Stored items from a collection

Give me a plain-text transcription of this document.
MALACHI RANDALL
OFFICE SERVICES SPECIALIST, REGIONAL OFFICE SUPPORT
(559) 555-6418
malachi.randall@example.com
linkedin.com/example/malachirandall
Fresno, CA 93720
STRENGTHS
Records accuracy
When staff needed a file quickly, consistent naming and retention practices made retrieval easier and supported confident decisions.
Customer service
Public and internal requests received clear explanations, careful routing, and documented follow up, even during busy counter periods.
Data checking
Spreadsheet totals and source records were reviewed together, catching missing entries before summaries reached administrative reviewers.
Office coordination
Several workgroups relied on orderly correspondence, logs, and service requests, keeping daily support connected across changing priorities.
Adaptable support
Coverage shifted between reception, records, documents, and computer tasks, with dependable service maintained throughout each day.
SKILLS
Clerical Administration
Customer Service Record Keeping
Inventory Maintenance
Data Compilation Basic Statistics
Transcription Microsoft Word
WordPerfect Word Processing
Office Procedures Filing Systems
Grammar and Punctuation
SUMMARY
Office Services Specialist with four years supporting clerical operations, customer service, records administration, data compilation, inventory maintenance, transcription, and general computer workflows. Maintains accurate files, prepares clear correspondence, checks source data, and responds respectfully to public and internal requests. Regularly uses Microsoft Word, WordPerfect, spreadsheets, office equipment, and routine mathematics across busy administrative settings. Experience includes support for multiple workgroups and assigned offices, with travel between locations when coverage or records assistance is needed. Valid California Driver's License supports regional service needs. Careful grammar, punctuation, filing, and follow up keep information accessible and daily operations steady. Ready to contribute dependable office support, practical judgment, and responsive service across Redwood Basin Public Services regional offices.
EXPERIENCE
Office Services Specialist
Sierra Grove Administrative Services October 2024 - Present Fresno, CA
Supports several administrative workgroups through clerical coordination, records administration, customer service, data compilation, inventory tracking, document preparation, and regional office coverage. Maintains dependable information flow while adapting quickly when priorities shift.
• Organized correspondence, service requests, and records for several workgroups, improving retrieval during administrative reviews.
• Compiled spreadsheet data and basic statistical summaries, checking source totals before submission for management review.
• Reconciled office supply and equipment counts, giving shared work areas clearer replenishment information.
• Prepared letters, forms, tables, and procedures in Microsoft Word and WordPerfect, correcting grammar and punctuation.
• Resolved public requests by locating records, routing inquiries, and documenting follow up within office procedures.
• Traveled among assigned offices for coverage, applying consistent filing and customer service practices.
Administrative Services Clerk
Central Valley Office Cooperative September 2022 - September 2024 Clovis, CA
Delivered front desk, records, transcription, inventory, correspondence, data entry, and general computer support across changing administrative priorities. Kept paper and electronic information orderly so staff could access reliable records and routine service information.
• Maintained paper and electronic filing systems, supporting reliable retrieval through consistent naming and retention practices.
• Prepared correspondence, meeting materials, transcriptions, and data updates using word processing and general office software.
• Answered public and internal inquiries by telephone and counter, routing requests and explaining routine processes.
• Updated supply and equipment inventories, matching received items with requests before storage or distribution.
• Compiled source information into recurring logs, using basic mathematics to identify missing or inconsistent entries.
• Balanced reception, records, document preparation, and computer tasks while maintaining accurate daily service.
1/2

**GIVEN EXERCISE**: Output every record above exactly as it appears.

**ANSWER**:
Give me a plain-text transcription of this document.
MALACHI RANDALL
OFFICE SERVICES SPECIALIST, REGIONAL OFFICE SUPPORT
(559) 555-6418
malachi.randall@example.com
linkedin.com/example/malachirandall
Fresno, CA 93720
STRENGTHS
Records accuracy
When staff needed a file quickly, consistent naming and retention practices made retrieval easier and supported confident decisions.
Customer service
Public and internal requests received clear explanations, careful routing, and documented follow up, even during busy counter periods.
Data checking
Spreadsheet totals and source records were reviewed together, catching missing entries before summaries reached administrative reviewers.
Office coordination
Several workgroups relied on orderly correspondence, logs, and service requests, keeping daily support connected across changing priorities.
Adaptable support
Coverage shifted between reception, records, documents, and computer tasks, with dependable service maintained throughout each day.
SKILLS
Clerical Administration
Customer Service Record Keeping
Inventory Maintenance
Data Compilation Basic Statistics
Transcription Microsoft Word
WordPerfect Word Processing
Office Procedures Filing Systems
Grammar and Punctuation
SUMMARY
Office Services Specialist with four years supporting clerical operations, customer service, records administration, data compilation, inventory maintenance, transcription, and general computer workflows. Maintains accurate files, prepares clear correspondence, checks source data, and responds respectfully to public and internal requests. Regularly uses Microsoft Word, WordPerfect, spreadsheets, office equipment, and routine mathematics across busy administrative settings. Experience includes support for multiple workgroups and assigned offices, with travel between locations when coverage or records assistance is needed. Valid California Driver's License supports regional service needs. Careful grammar, punctuation, filing, and follow up keep information accessible and daily operations steady. Ready to contribute dependable office support, practical judgment, and responsive service across Redwood Basin Public Services regional offices.
EXPERIENCE
Office Services Specialist
Sierra Grove Administrative Services October 2024 - Present Fresno, CA
Supports several administrative workgroups through clerical coordination, records administration, customer service, data compilation, inventory tracking, document preparation, and regional office coverage. Maintains dependable information flow while adapting quickly when priorities shift.
• Organized correspondence, service requests, and records for several workgroups, improving retrieval during administrative reviews.
• Compiled spreadsheet data and basic statistical summaries, checking source totals before submission for management review.
• Reconciled office supply and equipment counts, giving shared work areas clearer replenishment information.
• Prepared letters, forms, tables, and procedures in Microsoft Word and WordPerfect, correcting grammar and punctuation.
• Resolved public requests by locating records, routing inquiries, and documenting follow up within office procedures.
• Traveled among assigned offices for coverage, applying consistent filing and customer service practices.
Administrative Services Clerk
Central Valley Office Cooperative September 2022 - September 2024 Clovis, CA
Delivered front desk, records, transcription, inventory, correspondence, data entry, and general computer support across changing administrative priorities. Kept paper and electronic information orderly so staff could access reliable records and routine service information.
• Maintained paper and electronic filing systems, supporting reliable retrieval through consistent naming and retention practices.
• Prepared correspondence, meeting materials, transcriptions, and data updates using word processing and general office software.
• Answered public and internal inquiries by telephone and counter, routing requests and explaining routine processes.
• Updated supply and equipment inventories, matching received items with requests before storage or distribution.
• Compiled source information into recurring logs, using basic mathematics to identify missing or inconsistent entries.
• Balanced reception, records, document preparation, and computer tasks while maintaining accurate daily service.
1/2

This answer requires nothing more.